Direction: From the records below, copy every line that contains the word "arrangements".

---+---

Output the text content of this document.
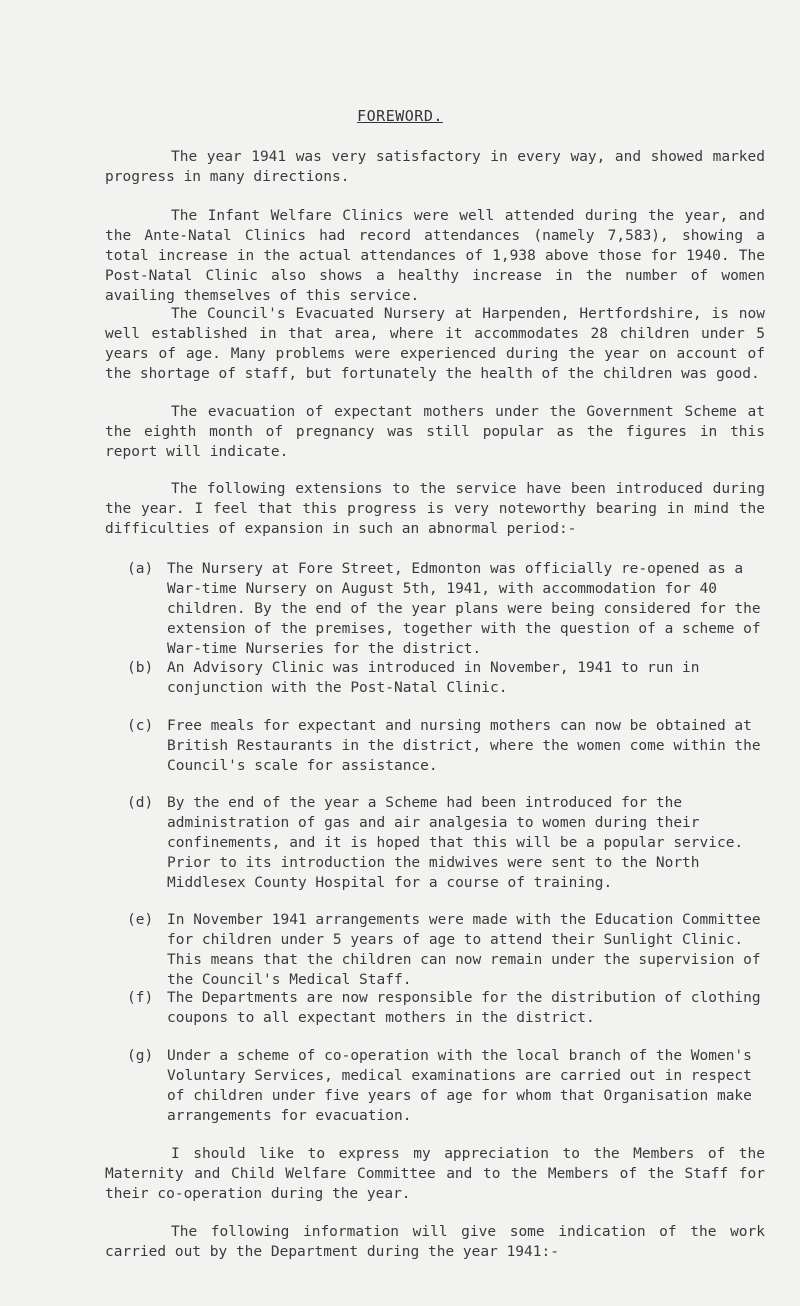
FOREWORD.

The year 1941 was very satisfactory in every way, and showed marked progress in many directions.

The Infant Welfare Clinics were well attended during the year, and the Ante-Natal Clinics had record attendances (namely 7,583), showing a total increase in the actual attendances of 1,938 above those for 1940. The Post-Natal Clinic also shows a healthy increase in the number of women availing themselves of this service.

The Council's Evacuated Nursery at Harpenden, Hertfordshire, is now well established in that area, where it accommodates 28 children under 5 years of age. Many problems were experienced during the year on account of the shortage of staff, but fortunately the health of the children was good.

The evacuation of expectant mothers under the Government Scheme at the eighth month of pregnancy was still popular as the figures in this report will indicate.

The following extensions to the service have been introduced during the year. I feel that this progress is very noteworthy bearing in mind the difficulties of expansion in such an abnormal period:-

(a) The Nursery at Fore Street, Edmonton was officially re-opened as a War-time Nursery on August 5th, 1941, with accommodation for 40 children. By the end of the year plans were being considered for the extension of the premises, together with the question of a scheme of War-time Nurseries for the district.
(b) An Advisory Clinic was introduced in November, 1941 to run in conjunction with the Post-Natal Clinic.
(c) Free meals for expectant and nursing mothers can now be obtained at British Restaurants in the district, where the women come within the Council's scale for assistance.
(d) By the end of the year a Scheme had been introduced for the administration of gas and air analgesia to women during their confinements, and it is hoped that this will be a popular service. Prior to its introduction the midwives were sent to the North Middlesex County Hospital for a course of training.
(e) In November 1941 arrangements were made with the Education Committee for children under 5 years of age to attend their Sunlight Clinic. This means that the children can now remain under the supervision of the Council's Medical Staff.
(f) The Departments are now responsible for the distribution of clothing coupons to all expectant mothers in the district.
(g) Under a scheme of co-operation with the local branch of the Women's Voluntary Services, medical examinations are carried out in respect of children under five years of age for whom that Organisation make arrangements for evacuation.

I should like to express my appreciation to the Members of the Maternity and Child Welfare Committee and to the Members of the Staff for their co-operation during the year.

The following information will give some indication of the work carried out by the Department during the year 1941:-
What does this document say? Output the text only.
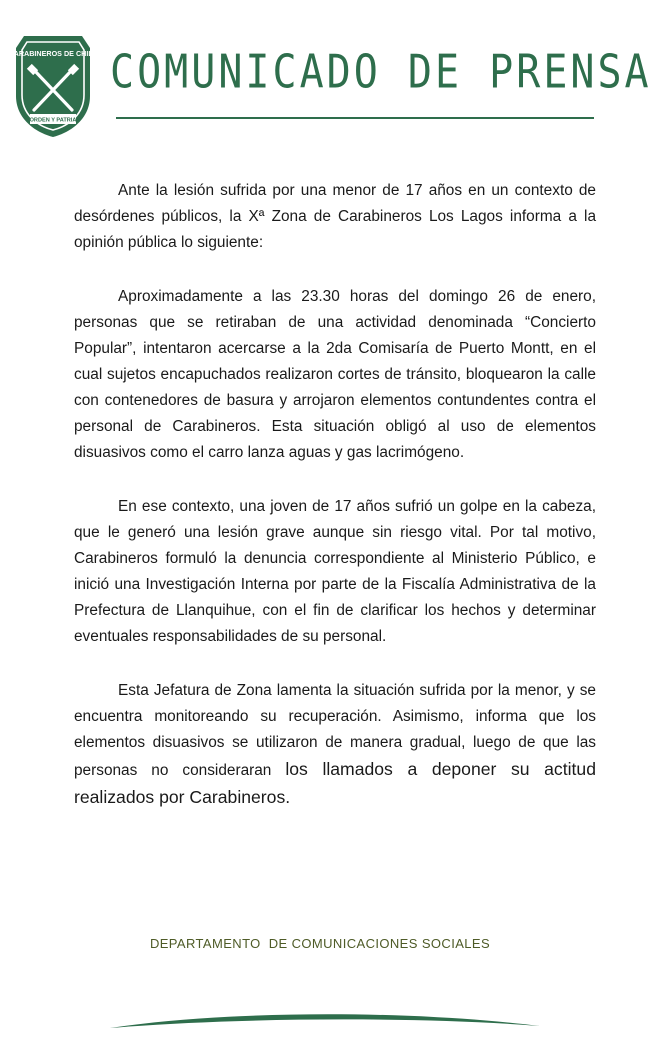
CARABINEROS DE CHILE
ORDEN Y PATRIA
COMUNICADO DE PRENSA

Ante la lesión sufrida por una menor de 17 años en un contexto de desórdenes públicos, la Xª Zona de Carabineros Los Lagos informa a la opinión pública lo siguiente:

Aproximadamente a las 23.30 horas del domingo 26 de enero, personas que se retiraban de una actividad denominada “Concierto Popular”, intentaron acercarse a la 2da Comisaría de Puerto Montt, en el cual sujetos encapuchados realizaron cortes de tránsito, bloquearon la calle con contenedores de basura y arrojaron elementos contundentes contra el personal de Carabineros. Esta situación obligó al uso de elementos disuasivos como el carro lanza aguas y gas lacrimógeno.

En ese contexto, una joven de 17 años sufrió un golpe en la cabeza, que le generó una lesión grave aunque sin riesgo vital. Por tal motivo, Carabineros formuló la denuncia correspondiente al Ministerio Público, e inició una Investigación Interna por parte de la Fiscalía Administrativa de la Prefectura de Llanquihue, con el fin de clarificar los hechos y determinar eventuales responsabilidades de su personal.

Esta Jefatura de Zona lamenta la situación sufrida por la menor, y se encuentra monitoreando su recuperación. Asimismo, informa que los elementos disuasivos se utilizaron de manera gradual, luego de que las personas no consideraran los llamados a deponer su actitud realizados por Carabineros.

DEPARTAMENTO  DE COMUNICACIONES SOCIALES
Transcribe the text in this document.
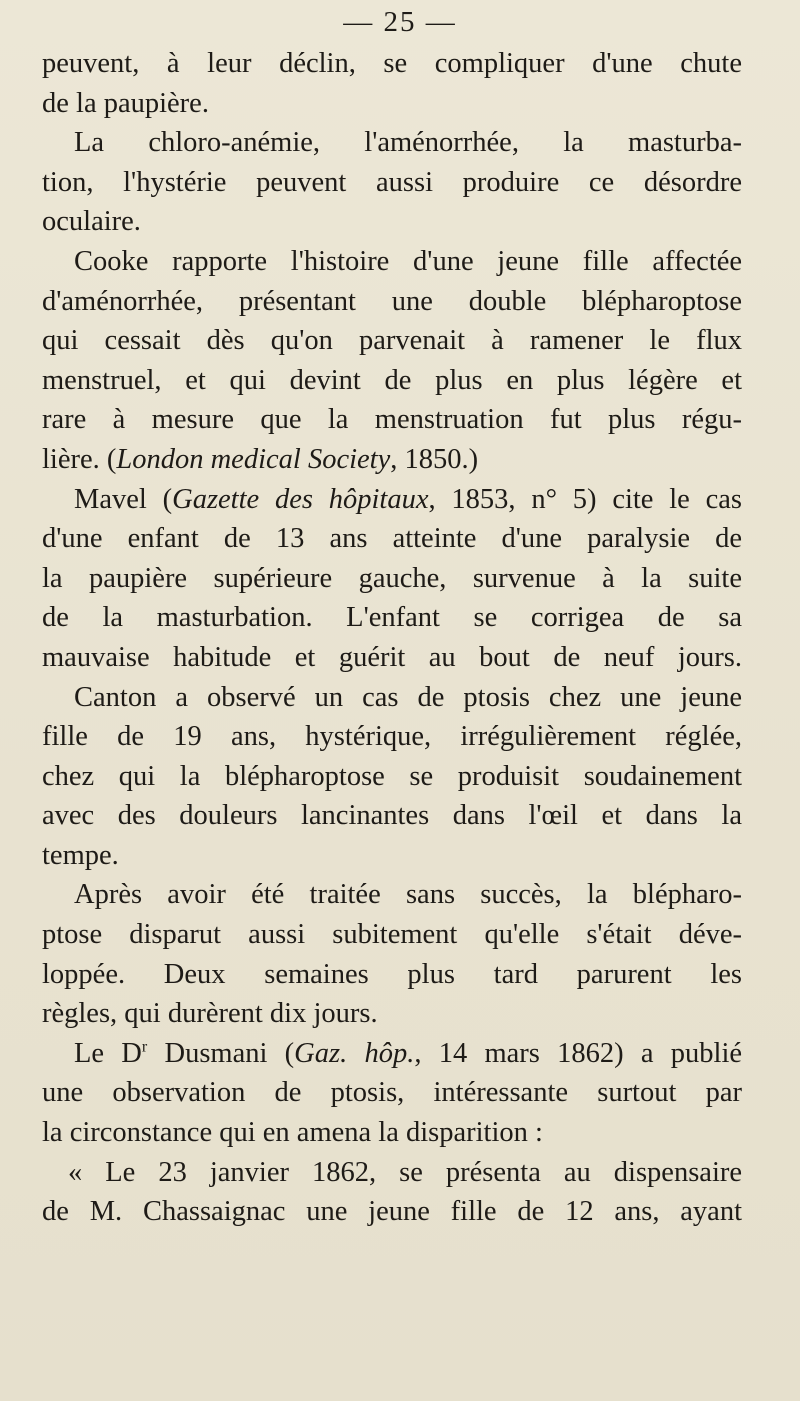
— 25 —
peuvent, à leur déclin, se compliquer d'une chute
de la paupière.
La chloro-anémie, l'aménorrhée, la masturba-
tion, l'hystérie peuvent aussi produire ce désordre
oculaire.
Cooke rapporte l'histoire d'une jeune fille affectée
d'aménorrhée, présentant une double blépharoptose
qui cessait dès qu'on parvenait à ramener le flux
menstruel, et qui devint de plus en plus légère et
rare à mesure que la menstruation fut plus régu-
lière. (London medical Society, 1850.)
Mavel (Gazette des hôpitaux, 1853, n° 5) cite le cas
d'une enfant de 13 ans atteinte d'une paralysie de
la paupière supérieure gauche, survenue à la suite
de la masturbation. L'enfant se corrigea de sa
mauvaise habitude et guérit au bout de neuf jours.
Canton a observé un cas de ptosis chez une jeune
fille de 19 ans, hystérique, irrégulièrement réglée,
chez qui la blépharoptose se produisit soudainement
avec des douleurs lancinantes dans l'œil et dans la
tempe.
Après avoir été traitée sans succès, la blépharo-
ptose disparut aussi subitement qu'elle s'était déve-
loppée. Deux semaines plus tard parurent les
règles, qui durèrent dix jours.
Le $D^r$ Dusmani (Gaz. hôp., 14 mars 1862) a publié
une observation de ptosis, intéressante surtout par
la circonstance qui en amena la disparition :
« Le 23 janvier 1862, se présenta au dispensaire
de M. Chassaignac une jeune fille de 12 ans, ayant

---+---

Expected answer:
(e) In November 1941 arrangements were made with the Education Committee for children under 5 years of age to attend their Sunlight Clinic. This means that the children can now remain under the supervision of the Council's Medical Staff.
(g) Under a scheme of co-operation with the local branch of the Women's Voluntary Services, medical examinations are carried out in respect of children under five years of age for whom that Organisation make arrangements for evacuation.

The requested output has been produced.